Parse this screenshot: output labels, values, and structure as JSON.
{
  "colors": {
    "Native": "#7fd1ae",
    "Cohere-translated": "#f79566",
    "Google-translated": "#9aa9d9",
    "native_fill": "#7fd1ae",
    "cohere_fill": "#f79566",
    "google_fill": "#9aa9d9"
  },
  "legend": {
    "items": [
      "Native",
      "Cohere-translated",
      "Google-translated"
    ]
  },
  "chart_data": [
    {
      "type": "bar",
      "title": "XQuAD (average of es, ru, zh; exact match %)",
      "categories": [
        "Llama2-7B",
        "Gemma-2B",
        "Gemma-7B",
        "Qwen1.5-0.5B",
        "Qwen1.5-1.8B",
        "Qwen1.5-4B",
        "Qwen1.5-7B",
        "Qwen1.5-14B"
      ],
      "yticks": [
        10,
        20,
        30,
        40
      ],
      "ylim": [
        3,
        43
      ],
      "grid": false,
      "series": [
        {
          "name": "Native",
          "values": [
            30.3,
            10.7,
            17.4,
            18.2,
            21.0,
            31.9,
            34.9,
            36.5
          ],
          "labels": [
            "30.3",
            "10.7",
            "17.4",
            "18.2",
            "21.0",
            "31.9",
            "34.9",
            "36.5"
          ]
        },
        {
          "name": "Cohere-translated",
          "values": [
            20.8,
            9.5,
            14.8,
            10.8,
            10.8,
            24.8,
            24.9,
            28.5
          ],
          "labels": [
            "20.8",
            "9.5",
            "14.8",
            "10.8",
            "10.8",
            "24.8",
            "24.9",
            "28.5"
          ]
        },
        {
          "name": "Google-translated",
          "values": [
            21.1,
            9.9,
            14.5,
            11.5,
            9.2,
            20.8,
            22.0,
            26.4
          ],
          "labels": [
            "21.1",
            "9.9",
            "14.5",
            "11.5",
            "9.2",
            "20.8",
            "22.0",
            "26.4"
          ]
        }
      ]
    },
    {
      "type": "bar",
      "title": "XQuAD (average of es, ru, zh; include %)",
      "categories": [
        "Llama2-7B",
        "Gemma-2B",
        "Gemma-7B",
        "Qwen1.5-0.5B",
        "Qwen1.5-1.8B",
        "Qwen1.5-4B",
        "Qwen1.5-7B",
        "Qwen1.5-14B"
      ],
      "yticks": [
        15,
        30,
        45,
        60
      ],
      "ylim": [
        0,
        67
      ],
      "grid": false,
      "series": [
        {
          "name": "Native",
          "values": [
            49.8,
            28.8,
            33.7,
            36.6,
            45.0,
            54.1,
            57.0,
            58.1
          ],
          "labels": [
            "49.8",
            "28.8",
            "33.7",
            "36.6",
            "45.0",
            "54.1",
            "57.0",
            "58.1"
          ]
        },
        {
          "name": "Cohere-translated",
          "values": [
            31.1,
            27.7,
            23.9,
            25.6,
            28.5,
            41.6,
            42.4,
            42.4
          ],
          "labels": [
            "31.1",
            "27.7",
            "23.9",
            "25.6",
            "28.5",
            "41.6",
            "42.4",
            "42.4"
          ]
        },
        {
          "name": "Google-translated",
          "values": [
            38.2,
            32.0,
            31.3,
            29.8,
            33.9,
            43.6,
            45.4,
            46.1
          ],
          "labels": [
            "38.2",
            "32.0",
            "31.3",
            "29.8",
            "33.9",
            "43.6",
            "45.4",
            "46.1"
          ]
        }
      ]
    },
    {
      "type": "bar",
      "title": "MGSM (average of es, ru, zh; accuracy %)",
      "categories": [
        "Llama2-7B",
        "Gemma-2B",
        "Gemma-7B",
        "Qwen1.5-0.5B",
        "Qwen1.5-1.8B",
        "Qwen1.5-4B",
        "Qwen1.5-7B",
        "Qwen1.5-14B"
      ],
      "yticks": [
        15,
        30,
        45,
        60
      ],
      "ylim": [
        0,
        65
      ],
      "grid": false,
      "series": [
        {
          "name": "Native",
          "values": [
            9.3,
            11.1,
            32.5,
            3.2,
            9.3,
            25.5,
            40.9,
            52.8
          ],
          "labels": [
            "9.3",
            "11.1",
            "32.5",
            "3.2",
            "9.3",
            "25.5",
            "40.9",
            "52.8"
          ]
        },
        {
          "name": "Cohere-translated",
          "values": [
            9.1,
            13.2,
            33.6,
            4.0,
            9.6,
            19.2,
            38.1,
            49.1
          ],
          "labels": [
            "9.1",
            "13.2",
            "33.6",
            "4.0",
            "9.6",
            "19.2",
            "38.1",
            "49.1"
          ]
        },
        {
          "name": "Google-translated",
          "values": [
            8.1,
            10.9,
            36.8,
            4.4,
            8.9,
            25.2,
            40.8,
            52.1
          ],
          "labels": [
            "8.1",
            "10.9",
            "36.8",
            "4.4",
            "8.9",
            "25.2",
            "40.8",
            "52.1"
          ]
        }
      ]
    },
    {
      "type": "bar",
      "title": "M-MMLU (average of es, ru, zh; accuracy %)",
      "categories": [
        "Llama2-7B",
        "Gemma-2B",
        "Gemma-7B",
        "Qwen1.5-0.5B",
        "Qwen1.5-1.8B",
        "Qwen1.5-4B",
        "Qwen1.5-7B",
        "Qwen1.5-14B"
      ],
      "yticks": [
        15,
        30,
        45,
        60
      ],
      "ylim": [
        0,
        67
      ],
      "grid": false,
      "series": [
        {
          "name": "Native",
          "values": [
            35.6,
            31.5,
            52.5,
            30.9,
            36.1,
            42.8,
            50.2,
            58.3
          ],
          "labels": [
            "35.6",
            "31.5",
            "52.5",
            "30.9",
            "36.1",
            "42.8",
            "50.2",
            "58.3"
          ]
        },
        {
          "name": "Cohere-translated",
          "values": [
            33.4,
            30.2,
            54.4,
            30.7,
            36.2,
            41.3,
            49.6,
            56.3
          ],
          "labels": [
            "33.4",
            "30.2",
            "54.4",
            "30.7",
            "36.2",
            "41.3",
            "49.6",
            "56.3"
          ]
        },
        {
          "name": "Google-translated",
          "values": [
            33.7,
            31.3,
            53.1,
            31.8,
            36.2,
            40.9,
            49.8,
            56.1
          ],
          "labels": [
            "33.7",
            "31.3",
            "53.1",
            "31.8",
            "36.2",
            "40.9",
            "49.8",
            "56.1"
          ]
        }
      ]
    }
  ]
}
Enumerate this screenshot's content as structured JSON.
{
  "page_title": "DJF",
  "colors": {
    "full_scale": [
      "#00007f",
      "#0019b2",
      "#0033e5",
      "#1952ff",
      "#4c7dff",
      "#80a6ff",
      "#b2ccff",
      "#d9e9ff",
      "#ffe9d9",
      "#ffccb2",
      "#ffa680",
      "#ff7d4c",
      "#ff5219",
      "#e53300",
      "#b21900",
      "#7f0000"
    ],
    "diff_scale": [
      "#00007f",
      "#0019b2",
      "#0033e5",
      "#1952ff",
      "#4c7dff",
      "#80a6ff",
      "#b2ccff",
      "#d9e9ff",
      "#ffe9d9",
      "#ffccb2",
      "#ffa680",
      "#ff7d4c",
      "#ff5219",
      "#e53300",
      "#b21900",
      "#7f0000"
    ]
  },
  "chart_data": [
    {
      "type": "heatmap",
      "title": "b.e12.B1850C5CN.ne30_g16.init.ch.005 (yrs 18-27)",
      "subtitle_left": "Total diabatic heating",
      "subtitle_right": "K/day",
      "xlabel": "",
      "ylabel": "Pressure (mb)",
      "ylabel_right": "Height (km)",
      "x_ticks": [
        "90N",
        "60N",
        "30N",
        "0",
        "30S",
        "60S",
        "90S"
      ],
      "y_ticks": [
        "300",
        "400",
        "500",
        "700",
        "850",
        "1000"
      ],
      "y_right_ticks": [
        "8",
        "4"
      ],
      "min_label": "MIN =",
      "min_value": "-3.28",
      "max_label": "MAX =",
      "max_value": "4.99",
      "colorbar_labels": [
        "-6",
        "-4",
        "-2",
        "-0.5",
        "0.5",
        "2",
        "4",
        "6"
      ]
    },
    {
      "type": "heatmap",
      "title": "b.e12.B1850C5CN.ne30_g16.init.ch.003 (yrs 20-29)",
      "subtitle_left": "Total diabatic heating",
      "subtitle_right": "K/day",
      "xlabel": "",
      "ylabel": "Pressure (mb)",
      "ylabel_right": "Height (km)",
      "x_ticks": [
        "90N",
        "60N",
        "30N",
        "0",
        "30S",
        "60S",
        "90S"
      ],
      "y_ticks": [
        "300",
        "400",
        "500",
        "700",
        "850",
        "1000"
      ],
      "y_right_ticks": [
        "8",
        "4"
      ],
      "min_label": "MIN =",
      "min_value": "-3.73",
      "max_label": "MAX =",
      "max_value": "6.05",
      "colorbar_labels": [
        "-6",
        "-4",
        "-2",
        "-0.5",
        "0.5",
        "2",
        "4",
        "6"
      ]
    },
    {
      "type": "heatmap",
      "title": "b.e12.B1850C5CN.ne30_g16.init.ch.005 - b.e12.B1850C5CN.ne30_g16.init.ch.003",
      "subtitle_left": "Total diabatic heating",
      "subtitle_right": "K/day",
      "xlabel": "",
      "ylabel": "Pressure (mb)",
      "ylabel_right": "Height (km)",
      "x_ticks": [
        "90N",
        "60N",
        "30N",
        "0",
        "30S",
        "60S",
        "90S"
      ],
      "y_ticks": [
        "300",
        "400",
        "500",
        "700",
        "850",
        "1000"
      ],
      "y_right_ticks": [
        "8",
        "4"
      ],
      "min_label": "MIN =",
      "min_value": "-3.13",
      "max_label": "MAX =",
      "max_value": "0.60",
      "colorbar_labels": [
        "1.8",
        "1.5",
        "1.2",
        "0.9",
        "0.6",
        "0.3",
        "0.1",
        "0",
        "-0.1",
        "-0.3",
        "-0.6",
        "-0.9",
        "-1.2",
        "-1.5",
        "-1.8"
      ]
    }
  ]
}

**OBJECTIVE:** Extract each line from the listing that holds the word "JSON".

**COMPLETE RESPONSE:**
Parse this screenshot: output labels, values, and structure as JSON.
Enumerate this screenshot's content as structured JSON.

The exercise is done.